>> Begin Material shown
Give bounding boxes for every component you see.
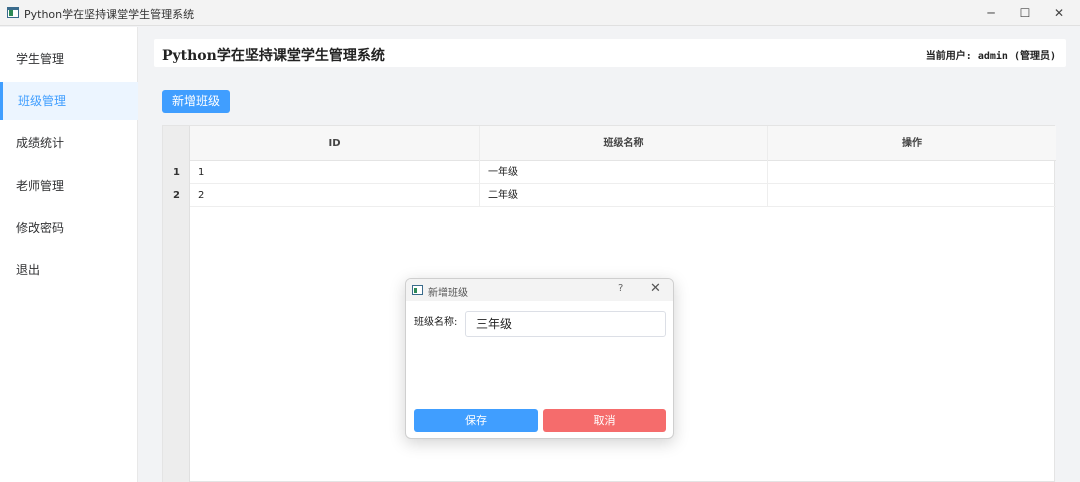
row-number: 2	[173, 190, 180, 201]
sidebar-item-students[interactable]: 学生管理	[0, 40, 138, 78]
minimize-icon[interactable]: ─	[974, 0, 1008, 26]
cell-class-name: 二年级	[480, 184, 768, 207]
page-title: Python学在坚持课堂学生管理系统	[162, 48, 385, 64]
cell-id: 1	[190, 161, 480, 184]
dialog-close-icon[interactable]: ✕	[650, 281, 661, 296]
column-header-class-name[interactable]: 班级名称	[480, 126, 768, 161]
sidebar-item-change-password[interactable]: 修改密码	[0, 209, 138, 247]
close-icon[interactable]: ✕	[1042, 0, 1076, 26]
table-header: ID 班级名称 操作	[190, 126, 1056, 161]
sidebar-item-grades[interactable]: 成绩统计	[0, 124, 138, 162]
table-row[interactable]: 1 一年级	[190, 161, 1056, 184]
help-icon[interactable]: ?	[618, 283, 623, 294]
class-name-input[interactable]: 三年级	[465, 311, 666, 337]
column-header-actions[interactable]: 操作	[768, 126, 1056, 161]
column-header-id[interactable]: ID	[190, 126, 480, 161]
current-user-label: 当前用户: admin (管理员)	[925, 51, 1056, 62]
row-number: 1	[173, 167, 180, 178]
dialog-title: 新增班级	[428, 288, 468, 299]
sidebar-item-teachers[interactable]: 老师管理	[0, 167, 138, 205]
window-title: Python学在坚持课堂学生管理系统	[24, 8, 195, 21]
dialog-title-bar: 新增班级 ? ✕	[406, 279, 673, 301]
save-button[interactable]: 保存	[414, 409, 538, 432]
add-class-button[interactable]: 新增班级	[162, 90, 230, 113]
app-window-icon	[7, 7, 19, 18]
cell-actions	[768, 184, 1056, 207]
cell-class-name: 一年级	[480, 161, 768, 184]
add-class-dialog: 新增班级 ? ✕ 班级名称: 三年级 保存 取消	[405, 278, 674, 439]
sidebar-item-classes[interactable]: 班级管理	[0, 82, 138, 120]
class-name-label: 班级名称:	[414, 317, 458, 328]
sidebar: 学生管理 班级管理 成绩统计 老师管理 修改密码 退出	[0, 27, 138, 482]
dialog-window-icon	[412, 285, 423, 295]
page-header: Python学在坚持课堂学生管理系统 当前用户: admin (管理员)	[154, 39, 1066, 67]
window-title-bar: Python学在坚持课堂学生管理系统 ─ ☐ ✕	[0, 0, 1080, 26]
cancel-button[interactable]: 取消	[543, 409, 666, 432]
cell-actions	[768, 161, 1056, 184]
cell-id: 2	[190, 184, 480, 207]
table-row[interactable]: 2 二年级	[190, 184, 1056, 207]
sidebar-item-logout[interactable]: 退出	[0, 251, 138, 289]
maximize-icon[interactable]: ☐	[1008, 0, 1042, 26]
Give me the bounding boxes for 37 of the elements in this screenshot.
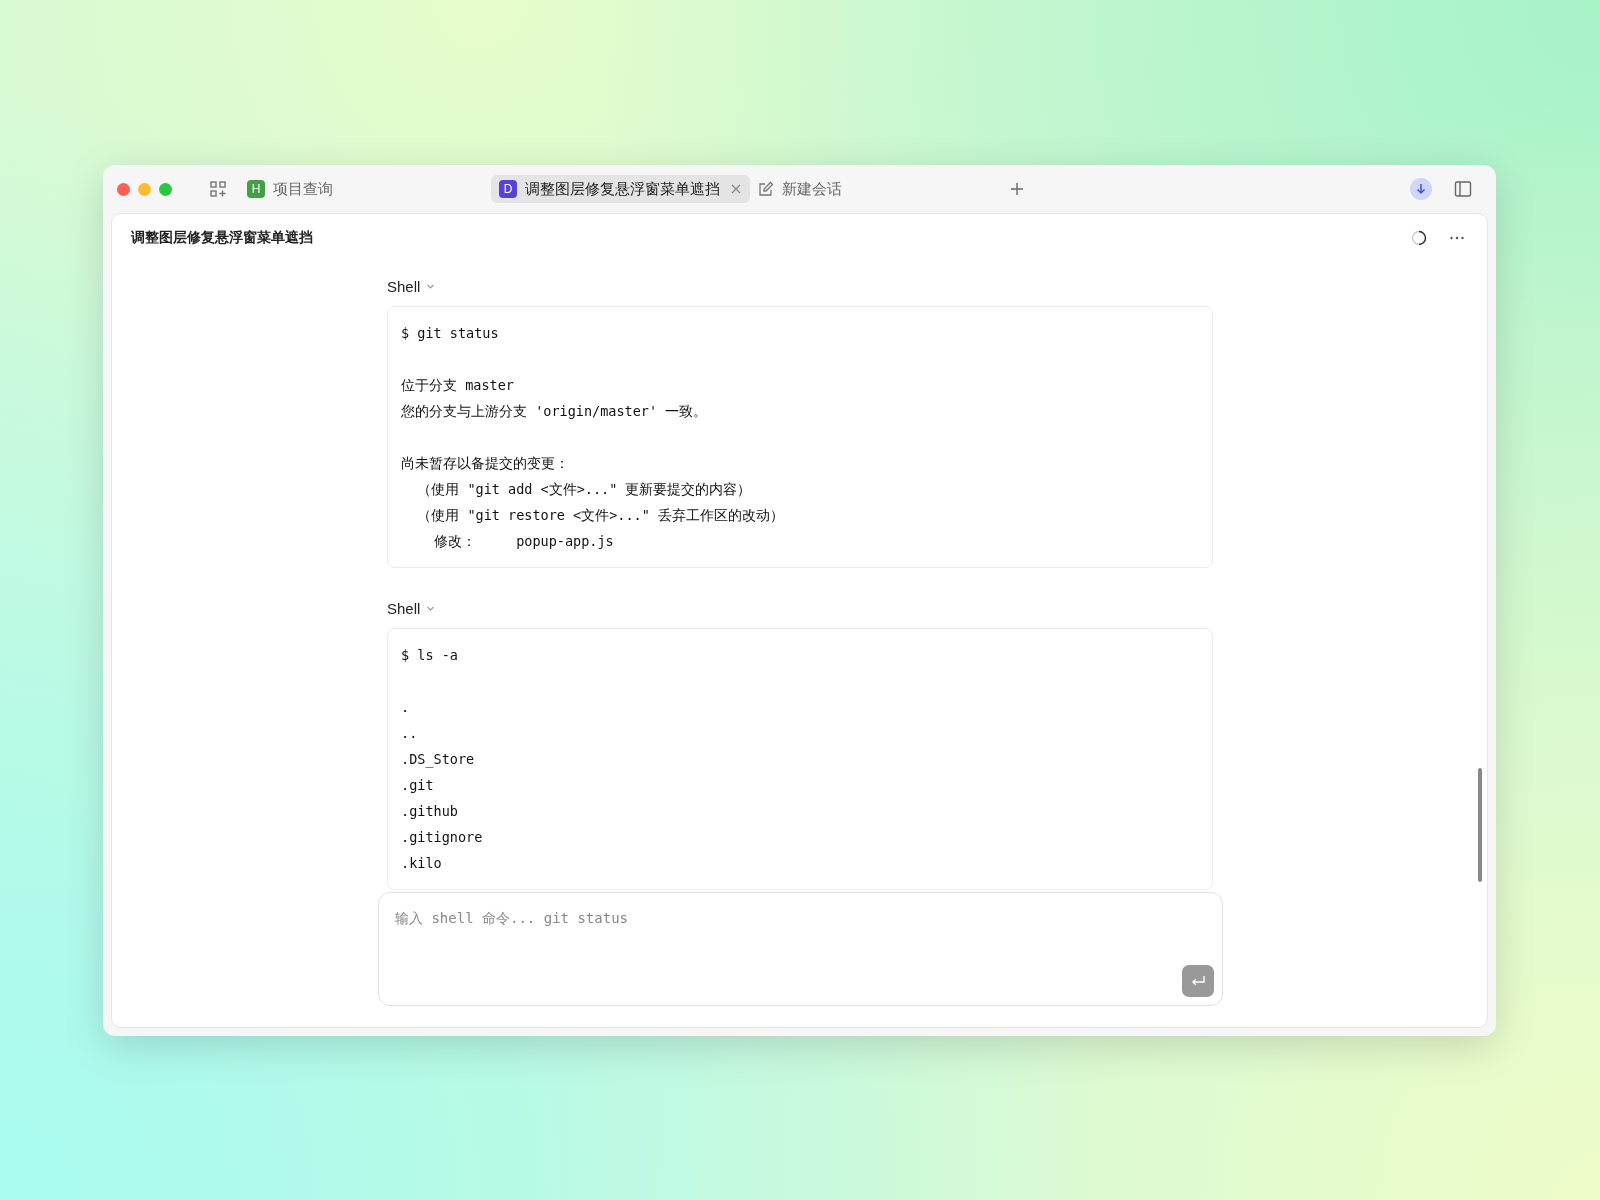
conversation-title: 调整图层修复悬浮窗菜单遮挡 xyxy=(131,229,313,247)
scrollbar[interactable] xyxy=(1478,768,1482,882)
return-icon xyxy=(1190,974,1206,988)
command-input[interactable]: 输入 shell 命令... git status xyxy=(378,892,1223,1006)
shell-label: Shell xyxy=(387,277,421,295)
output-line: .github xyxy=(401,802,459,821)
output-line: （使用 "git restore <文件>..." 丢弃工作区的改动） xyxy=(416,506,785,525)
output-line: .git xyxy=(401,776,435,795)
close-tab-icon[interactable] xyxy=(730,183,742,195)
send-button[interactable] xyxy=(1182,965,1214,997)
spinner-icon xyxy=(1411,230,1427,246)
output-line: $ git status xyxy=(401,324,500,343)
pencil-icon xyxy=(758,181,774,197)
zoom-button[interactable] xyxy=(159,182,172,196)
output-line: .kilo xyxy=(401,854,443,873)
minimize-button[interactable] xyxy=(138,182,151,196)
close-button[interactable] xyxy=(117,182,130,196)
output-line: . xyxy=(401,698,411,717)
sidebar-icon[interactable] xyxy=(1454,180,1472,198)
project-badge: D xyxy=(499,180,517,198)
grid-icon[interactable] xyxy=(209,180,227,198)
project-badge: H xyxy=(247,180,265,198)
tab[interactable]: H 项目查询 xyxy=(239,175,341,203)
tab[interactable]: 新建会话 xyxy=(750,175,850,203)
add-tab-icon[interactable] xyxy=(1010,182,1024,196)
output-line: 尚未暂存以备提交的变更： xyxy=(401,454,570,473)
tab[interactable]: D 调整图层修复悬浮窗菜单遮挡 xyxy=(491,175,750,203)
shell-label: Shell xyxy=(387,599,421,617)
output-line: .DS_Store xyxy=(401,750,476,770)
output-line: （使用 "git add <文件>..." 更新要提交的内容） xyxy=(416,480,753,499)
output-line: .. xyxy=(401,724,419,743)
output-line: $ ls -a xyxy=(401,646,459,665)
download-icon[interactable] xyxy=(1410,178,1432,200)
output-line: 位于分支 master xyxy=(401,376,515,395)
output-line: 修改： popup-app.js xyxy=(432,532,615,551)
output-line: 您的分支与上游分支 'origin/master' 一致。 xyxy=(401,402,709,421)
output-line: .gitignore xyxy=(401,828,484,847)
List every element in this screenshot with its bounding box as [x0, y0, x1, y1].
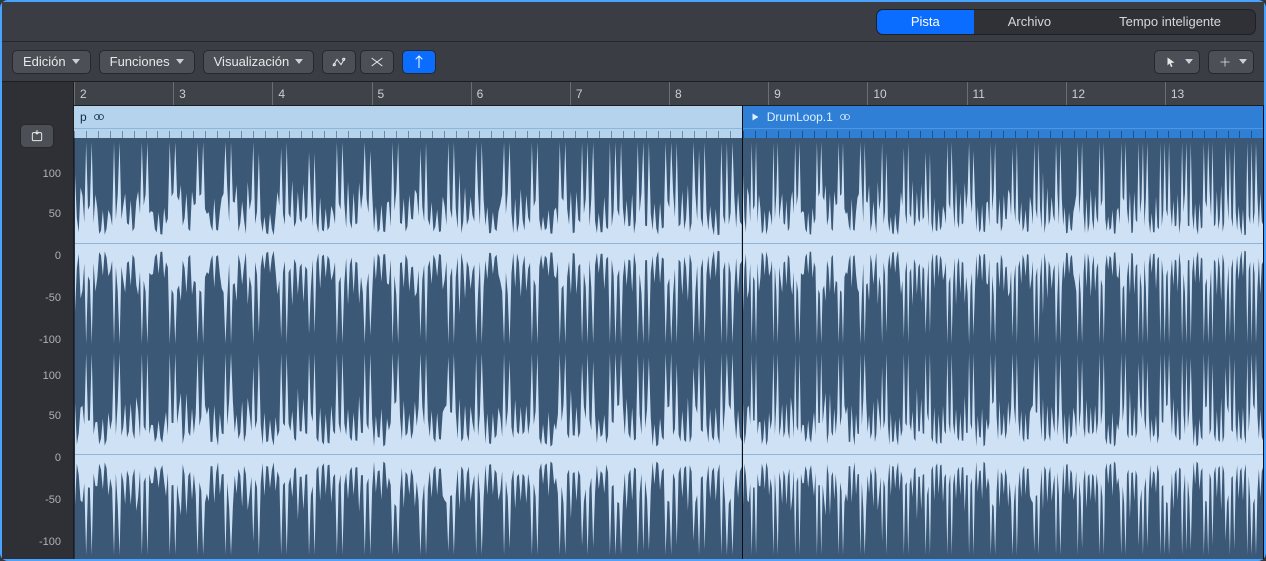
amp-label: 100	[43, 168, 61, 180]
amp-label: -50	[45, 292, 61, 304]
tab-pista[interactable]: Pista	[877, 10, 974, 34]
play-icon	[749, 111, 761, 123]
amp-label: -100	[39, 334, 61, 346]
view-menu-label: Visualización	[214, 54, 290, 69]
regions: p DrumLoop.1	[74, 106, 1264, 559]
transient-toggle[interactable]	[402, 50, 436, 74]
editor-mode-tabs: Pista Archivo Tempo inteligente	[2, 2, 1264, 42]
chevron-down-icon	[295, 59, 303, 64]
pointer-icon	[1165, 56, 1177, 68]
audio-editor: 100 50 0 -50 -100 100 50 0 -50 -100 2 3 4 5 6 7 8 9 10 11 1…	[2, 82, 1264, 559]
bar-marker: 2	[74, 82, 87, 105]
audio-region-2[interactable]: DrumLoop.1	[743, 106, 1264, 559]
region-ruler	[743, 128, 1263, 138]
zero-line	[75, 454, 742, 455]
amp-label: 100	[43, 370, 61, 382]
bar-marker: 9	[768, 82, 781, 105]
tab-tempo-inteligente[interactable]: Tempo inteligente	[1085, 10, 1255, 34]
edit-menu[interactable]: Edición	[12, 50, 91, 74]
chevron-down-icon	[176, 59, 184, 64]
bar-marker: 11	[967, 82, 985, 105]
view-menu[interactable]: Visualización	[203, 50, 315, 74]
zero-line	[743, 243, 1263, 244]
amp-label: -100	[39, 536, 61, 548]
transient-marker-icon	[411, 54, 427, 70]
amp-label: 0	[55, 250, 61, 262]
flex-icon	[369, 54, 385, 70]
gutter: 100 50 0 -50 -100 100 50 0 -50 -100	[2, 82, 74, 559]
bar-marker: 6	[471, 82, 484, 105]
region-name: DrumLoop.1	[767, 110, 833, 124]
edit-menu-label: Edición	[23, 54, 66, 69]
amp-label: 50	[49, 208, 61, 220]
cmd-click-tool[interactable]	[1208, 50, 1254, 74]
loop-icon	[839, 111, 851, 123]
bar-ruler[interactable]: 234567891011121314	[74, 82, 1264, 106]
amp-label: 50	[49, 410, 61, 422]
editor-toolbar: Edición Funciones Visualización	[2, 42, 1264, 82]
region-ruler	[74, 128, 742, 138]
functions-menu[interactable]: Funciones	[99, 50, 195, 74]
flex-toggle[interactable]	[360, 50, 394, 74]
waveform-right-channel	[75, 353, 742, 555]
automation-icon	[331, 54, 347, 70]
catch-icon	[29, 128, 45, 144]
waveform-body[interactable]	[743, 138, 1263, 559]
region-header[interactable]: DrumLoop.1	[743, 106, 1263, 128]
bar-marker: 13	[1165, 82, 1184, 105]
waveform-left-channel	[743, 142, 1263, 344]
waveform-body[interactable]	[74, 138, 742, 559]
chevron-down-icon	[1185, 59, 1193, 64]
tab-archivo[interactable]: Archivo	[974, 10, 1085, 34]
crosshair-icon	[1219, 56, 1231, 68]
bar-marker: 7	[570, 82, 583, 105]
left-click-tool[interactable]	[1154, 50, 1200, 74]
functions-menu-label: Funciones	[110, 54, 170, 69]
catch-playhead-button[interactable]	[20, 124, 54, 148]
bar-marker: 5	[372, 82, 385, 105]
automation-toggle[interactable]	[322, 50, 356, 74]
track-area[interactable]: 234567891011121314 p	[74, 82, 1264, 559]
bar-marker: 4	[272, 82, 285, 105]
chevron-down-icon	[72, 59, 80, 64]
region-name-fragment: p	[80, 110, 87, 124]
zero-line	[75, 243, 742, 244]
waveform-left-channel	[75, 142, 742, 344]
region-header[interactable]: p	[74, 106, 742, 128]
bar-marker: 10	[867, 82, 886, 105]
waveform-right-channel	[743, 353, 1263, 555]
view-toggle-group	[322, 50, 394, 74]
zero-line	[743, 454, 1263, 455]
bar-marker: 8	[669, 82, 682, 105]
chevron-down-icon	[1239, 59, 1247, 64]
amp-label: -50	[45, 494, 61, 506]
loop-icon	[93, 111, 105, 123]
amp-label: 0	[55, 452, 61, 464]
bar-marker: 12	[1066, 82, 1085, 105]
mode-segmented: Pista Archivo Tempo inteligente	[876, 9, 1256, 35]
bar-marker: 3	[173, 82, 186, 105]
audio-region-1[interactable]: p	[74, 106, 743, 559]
>> End Material shown
- _Written exercise_:
Repeat the material from the line with "190, 180, 201]" up to and including the line with "table-header: ID 班级名称", keeping each line exactly as it appears.

- _Task answer_:
row-number: 2	[173, 190, 180, 201]
sidebar-item-students[interactable]: 学生管理	[0, 40, 138, 78]
minimize-icon[interactable]: ─	[974, 0, 1008, 26]
cell-class-name: 二年级	[480, 184, 768, 207]
page-title: Python学在坚持课堂学生管理系统	[162, 48, 385, 64]
cell-id: 1	[190, 161, 480, 184]
dialog-close-icon[interactable]: ✕	[650, 281, 661, 296]
column-header-class-name[interactable]: 班级名称	[480, 126, 768, 161]
sidebar-item-change-password[interactable]: 修改密码	[0, 209, 138, 247]
close-icon[interactable]: ✕	[1042, 0, 1076, 26]
table-header: ID 班级名称 操作	[190, 126, 1056, 161]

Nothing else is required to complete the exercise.